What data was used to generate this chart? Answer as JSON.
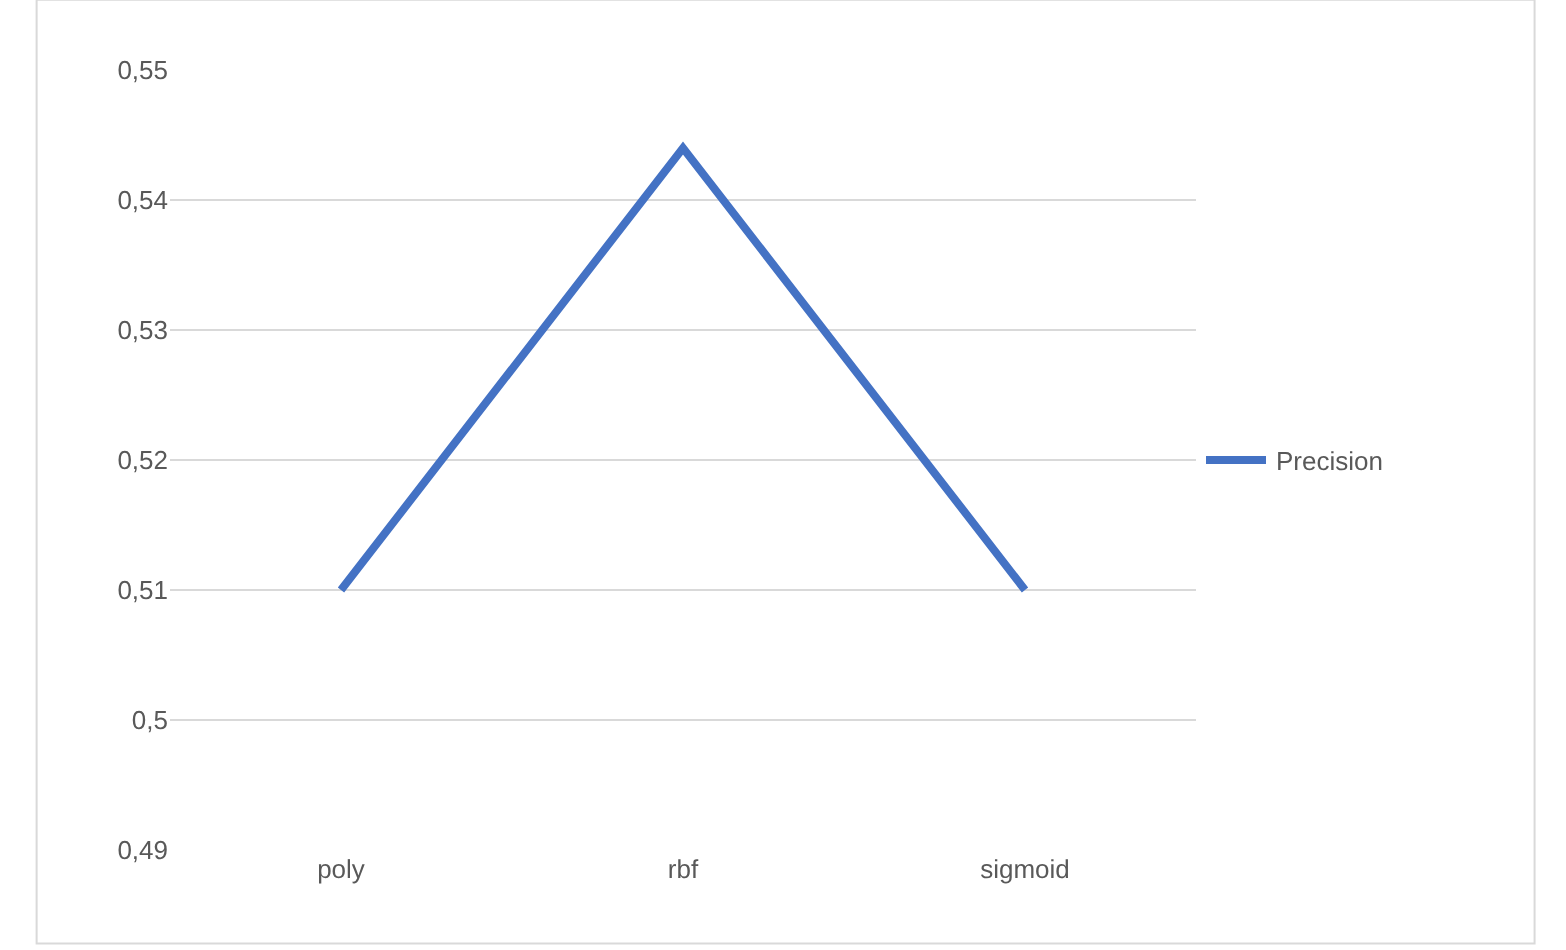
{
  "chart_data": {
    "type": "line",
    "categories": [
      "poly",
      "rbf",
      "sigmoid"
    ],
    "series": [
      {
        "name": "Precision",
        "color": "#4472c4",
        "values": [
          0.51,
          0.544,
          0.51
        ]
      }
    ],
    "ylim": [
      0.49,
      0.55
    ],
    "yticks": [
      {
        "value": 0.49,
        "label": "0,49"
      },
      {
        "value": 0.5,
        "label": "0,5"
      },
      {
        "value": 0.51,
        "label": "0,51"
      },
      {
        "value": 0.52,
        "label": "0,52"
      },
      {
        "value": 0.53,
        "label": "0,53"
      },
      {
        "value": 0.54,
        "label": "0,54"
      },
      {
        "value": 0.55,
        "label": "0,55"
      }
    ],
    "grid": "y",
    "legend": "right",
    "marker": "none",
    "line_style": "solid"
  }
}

→ Exercise goal:
The pictures should not be reproduced; quote all of the other material exactly.

→ Correct result:
What data was used to generate this chart? Answer as JSON.
{
  "chart_data": {
    "type": "line",
    "categories": [
      "poly",
      "rbf",
      "sigmoid"
    ],
    "series": [
      {
        "name": "Precision",
        "color": "#4472c4",
        "values": [
          0.51,
          0.544,
          0.51
        ]
      }
    ],
    "ylim": [
      0.49,
      0.55
    ],
    "yticks": [
      {
        "value": 0.49,
        "label": "0,49"
      },
      {
        "value": 0.5,
        "label": "0,5"
      },
      {
        "value": 0.51,
        "label": "0,51"
      },
      {
        "value": 0.52,
        "label": "0,52"
      },
      {
        "value": 0.53,
        "label": "0,53"
      },
      {
        "value": 0.54,
        "label": "0,54"
      },
      {
        "value": 0.55,
        "label": "0,55"
      }
    ],
    "grid": "y",
    "legend": "right",
    "marker": "none",
    "line_style": "solid"
  }
}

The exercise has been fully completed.